------ DATA EXCERPTS

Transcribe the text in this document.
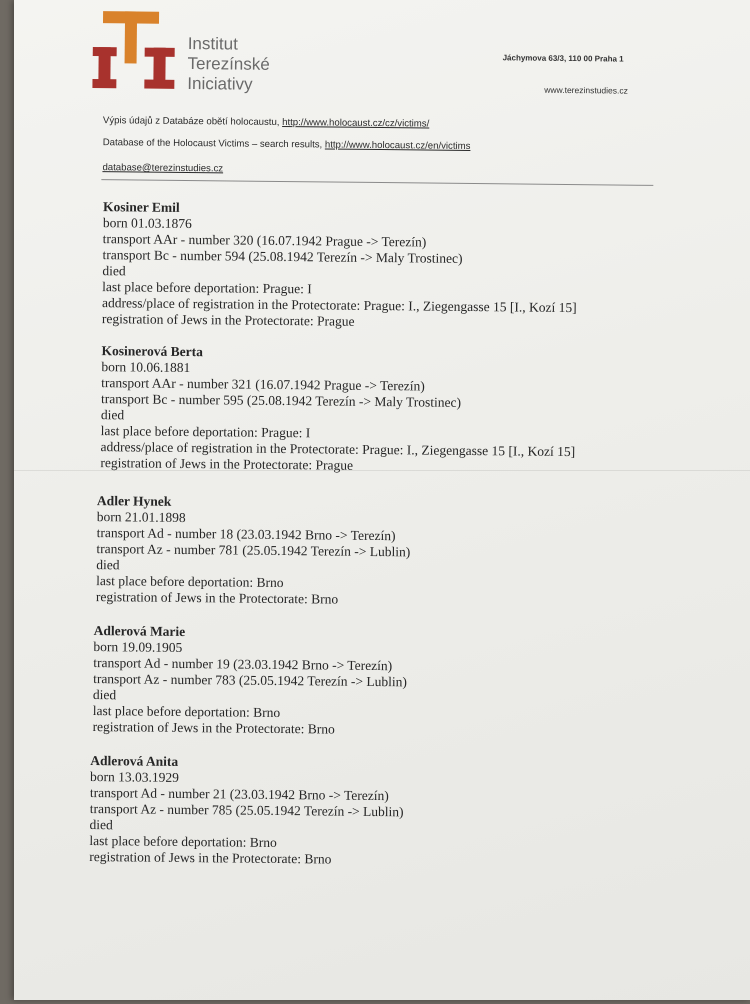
Institut
Terezínské
Iniciativy
Jáchymova 63/3, 110 00 Praha 1
www.terezinstudies.cz
Výpis údajů z Databáze obětí holocaustu, http://www.holocaust.cz/cz/victims/
Database of the Holocaust Victims – search results, http://www.holocaust.cz/en/victims
database@terezinstudies.cz
Kosiner Emil
born 01.03.1876
transport AAr - number 320 (16.07.1942 Prague -> Terezín)
transport Bc - number 594 (25.08.1942 Terezín -> Maly Trostinec)
died
last place before deportation: Prague: I
address/place of registration in the Protectorate: Prague: I., Ziegengasse 15 [I., Kozí 15]
registration of Jews in the Protectorate: Prague
Kosinerová Berta
born 10.06.1881
transport AAr - number 321 (16.07.1942 Prague -> Terezín)
transport Bc - number 595 (25.08.1942 Terezín -> Maly Trostinec)
died
last place before deportation: Prague: I
address/place of registration in the Protectorate: Prague: I., Ziegengasse 15 [I., Kozí 15]
registration of Jews in the Protectorate: Prague
Adler Hynek
born 21.01.1898
transport Ad - number 18 (23.03.1942 Brno -> Terezín)
transport Az - number 781 (25.05.1942 Terezín -> Lublin)
died
last place before deportation: Brno
registration of Jews in the Protectorate: Brno
Adlerová Marie
born 19.09.1905
transport Ad - number 19 (23.03.1942 Brno -> Terezín)
transport Az - number 783 (25.05.1942 Terezín -> Lublin)
died
last place before deportation: Brno
registration of Jews in the Protectorate: Brno
Adlerová Anita
born 13.03.1929
transport Ad - number 21 (23.03.1942 Brno -> Terezín)
transport Az - number 785 (25.05.1942 Terezín -> Lublin)
died
last place before deportation: Brno
registration of Jews in the Protectorate: Brno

------------

▸ **GOAL**:
Restate each entry word for word, please, but drop any images it holds.

▸ **SOLUTION TO THE PROBLEM**:
Transcribe the text in this document.
Institut
Terezínské
Iniciativy
Jáchymova 63/3, 110 00 Praha 1
www.terezinstudies.cz
Výpis údajů z Databáze obětí holocaustu, http://www.holocaust.cz/cz/victims/
Database of the Holocaust Victims – search results, http://www.holocaust.cz/en/victims
database@terezinstudies.cz
Kosiner Emil
born 01.03.1876
transport AAr - number 320 (16.07.1942 Prague -> Terezín)
transport Bc - number 594 (25.08.1942 Terezín -> Maly Trostinec)
died
last place before deportation: Prague: I
address/place of registration in the Protectorate: Prague: I., Ziegengasse 15 [I., Kozí 15]
registration of Jews in the Protectorate: Prague
Kosinerová Berta
born 10.06.1881
transport AAr - number 321 (16.07.1942 Prague -> Terezín)
transport Bc - number 595 (25.08.1942 Terezín -> Maly Trostinec)
died
last place before deportation: Prague: I
address/place of registration in the Protectorate: Prague: I., Ziegengasse 15 [I., Kozí 15]
registration of Jews in the Protectorate: Prague
Adler Hynek
born 21.01.1898
transport Ad - number 18 (23.03.1942 Brno -> Terezín)
transport Az - number 781 (25.05.1942 Terezín -> Lublin)
died
last place before deportation: Brno
registration of Jews in the Protectorate: Brno
Adlerová Marie
born 19.09.1905
transport Ad - number 19 (23.03.1942 Brno -> Terezín)
transport Az - number 783 (25.05.1942 Terezín -> Lublin)
died
last place before deportation: Brno
registration of Jews in the Protectorate: Brno
Adlerová Anita
born 13.03.1929
transport Ad - number 21 (23.03.1942 Brno -> Terezín)
transport Az - number 785 (25.05.1942 Terezín -> Lublin)
died
last place before deportation: Brno
registration of Jews in the Protectorate: Brno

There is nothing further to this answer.